Problem to work on
Gather every line from the entries below that includes "стружка".

A run of records
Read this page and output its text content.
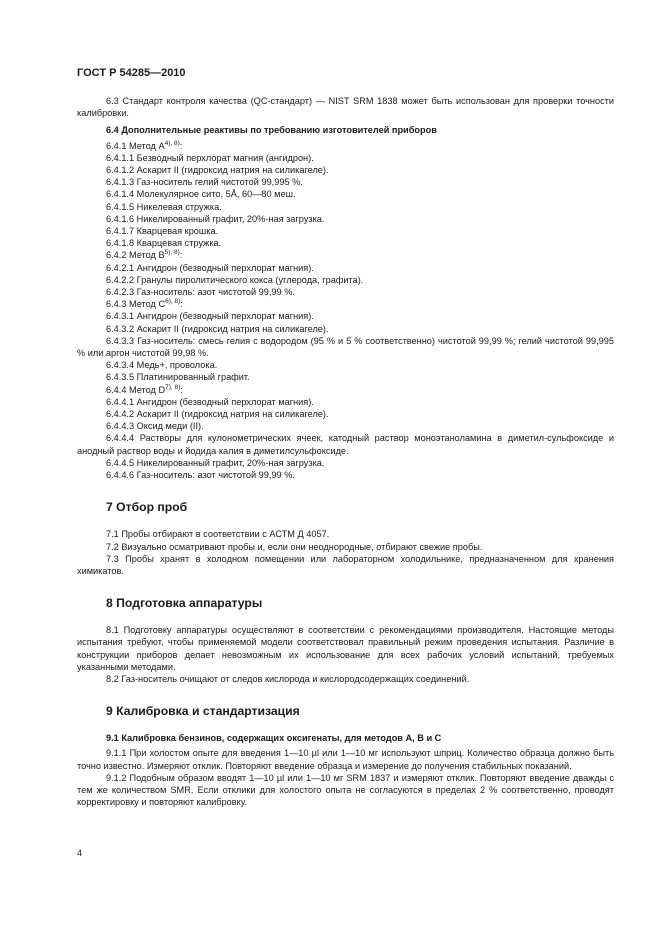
ГОСТ Р 54285—2010

6.3 Стандарт контроля качества (QC-стандарт) — NIST SRM 1838 может быть использован для проверки точности калибровки.

6.4 Дополнительные реактивы по требованию изготовителей приборов

6.4.1 Метод $А^{4), 8)}$:

6.4.1.1 Безводный перхлорат магния (ангидрон).

6.4.1.2 Аскарит II (гидроксид натрия на силикагеле).

6.4.1.3 Газ-носитель гелий чистотой 99,995 %.

6.4.1.4 Молекулярное сито, 5Å, 60—80 меш.

6.4.1.5 Никелевая стружка.

6.4.1.6 Никелированный графит, 20%-ная загрузка.

6.4.1.7 Кварцевая крошка.

6.4.1.8 Кварцевая стружка.

6.4.2 Метод $В^{5), 8)}$:

6.4.2.1 Ангидрон (безводный перхлорат магния).

6.4.2.2 Гранулы пиролитического кокса (углерода, графита).

6.4.2.3 Газ-носитель: азот чистотой 99,99 %.

6.4.3 Метод $С^{6), 8)}$:

6.4.3.1 Ангидрон (безводный перхлорат магния).

6.4.3.2 Аскарит II (гидроксид натрия на силикагеле).

6.4.3.3 Газ-носитель: смесь гелия с водородом (95 % и 5 % соответственно) чистотой 99,99 %; гелий чистотой 99,995 % или аргон чистотой 99,98 %.

6.4.3.4 Медь+, проволока.

6.4.3.5 Платинированный графит.

6.4.4 Метод $D^{7), 8)}$:

6.4.4.1 Ангидрон (безводный перхлорат магния).

6.4.4.2 Аскарит II (гидроксид натрия на силикагеле).

6.4.4.3 Оксид меди (II).

6.4.4.4 Растворы для кулонометрических ячеек, катодный раствор моноэтаноламина в диметил-сульфоксиде и анодный раствор воды и йодида калия в диметилсульфоксиде.

6.4.4.5 Никелированный графит, 20%-ная загрузка.

6.4.4.6 Газ-носитель: азот чистотой 99,99 %.

7 Отбор проб

7.1 Пробы отбирают в соответствии с АСТМ Д 4057.

7.2 Визуально осматривают пробы и, если они неоднородные, отбирают свежие пробы.

7.3 Пробы хранят в холодном помещении или лабораторном холодильнике, предназначенном для хранения химикатов.

8 Подготовка аппаратуры

8.1 Подготовку аппаратуры осуществляют в соответствии с рекомендациями производителя. Настоящие методы испытания требуют, чтобы применяемой модели соответствовал правильный режим проведения испытания. Различие в конструкции приборов делает невозможным их использование для всех рабочих условий испытаний, требуемых указанными методами.

8.2 Газ-носитель очищают от следов кислорода и кислородсодержащих соединений.

9 Калибровка и стандартизация

9.1 Калибровка бензинов, содержащих оксигенаты, для методов А, В и С

9.1.1 При холостом опыте для введения 1—10 µl или 1—10 мг используют шприц. Количество образца должно быть точно известно. Измеряют отклик. Повторяют введение образца и измерение до получения стабильных показаний.

9.1.2 Подобным образом вводят 1—10 µl или 1—10 мг SRM 1837 и измеряют отклик. Повторяют введение дважды с тем же количеством SMR. Если отклики для холостого опыта не согласуются в пределах 2 % соответственно, проводят корректировку и повторяют калибровку.

4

Completed exercise
6.4.1.5 Никелевая стружка.
6.4.1.8 Кварцевая стружка.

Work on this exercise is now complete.